===== Extracto del documento =====

En toda América Latina la confianza en la democracia se ha desplomado en las últimas dos décadas, según el Barómetro de las Américas, una encuesta regional realizada por la Universidad Vanderbilt. Pero hay pocos lugares en donde el asunto sea más agudo que en Perú, donde solo el 21 por ciento de la población dice estar satisfecha con la democracia, una caída del 52 por ciento de hace una década. Solo Haití presenta números peores.
Otros países con niveles particularmente bajos de satisfacción son Colombia y Chile, y ambos han sido escenario de grandes protestas gubernamentales en años recientes, así como Brasil, en donde los manifestantes que dicen que las elecciones presidenciales del año pasado estuvieron amañadas invadieron la capital este mes.
Lo que está salvando a muchas democracias latinoamericanas de una “franca muerte”, dijo Steve Levistky, destacado experto en democracias en la Universidad de Harvard, es que aún no ha surgido una alternativa viable, como fue el socialismo autoritario de Hugo Chávez en Venezuela.
En Juliaca, decenas de personas resultaron heridas la semana pasada durante la confrontación con la policía y el hospital público de la ciudad está lleno de personas que se recuperan de sus heridas. Dentro, a los pies de muchas de las camas, hay cajitas de cartón que hacen colectas para ayudar con los gastos médicos.
“Pulmón perforado” dice una caja. “Impacto de bala en la columna”, dice otra.
Algunas de las personas heridas parecían temerosas de decir que habían estado protestando y una decena de hombres con heridas de bala dijeron que habían pasado frente a la protesta cuando les dispararon.

===== Registros proporcionados =====

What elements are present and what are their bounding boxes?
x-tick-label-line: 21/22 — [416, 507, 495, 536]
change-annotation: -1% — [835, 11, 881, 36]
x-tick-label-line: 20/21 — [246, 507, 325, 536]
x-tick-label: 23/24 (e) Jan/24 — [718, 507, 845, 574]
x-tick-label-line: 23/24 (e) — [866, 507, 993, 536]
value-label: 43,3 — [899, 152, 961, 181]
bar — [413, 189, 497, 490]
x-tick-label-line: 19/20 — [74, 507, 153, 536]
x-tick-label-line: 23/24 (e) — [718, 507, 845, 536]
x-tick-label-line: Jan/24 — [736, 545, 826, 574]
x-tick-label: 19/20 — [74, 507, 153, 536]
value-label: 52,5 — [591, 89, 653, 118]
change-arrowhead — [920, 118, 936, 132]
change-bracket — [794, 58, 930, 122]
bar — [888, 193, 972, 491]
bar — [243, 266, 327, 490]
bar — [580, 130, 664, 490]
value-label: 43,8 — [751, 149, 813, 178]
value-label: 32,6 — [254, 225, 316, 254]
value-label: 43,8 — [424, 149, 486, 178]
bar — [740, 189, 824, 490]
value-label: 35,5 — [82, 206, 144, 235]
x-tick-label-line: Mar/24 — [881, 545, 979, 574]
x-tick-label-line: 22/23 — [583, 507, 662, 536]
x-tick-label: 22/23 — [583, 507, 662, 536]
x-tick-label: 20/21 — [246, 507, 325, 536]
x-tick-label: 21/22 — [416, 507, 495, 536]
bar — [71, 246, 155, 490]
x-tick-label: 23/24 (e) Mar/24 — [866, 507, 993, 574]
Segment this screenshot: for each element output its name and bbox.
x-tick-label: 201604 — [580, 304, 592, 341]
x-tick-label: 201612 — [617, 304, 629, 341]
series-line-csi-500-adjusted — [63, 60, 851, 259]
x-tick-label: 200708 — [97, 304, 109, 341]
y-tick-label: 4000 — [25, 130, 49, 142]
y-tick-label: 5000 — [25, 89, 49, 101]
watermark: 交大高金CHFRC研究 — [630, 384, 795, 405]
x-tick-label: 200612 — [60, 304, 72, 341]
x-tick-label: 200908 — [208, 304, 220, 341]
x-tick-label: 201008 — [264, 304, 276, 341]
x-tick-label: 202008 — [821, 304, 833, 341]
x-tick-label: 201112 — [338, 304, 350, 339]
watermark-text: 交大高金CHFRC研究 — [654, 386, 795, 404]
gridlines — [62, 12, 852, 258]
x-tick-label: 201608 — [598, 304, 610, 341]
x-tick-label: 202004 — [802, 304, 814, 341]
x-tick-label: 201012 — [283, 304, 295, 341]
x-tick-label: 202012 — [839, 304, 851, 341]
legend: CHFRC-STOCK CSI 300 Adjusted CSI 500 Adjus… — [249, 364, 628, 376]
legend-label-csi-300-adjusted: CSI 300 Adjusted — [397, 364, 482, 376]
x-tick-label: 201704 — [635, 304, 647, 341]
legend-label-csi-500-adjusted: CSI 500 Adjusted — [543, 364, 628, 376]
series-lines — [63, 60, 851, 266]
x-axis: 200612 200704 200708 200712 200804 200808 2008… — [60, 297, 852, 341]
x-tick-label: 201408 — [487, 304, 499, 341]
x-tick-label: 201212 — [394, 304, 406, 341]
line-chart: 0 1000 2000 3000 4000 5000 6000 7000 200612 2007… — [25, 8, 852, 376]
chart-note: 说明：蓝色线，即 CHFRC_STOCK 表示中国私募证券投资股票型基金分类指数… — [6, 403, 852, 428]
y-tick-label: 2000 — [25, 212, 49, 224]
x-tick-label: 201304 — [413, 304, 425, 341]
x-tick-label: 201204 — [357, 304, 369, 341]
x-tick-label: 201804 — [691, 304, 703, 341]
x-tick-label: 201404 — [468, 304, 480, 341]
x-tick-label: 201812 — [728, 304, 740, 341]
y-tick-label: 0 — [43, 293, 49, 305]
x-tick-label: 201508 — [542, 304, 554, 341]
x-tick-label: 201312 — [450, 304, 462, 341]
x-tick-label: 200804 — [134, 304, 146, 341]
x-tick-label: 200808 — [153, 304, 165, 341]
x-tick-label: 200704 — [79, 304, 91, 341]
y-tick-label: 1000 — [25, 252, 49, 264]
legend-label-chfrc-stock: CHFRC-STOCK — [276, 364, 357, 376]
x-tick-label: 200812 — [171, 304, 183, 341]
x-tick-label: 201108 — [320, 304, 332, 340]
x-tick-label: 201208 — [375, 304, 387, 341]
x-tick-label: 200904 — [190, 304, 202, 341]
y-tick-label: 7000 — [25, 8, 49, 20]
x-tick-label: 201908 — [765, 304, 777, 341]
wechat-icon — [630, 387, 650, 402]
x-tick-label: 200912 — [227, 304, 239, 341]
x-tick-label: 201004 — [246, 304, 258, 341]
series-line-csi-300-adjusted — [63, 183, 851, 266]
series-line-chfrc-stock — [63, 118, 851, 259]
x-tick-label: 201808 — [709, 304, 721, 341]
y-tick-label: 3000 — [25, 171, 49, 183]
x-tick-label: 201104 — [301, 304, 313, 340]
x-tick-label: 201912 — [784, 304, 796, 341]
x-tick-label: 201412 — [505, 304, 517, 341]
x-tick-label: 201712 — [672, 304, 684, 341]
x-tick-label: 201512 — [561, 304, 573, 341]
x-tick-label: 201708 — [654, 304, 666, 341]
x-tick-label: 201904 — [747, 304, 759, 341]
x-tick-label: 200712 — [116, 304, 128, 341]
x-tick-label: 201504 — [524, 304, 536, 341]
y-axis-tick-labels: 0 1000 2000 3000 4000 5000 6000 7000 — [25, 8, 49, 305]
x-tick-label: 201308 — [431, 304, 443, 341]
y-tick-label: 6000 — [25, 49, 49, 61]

=====

### Problemas y tareas
- A) Enumera todos los países que se mencionan en el fragmento.
- B) Reproduce del fragmento todo el pasaje que va desde "Lo que está" hasta "Chávez en Venezuela.".
No hace falta consultar los datos.

### Soluciones por tarea
- A) Perú, Haití, Colombia, Chile, Brasil, Venezuela

- B)
Lo que está salvando a muchas democracias latinoamericanas de una “franca muerte”, dijo Steve Levistky, destacado experto en democracias en la Universidad de Harvard, es que aún no ha surgido una alternativa viable, como fue el socialismo autoritario de Hugo Chávez en Venezuela.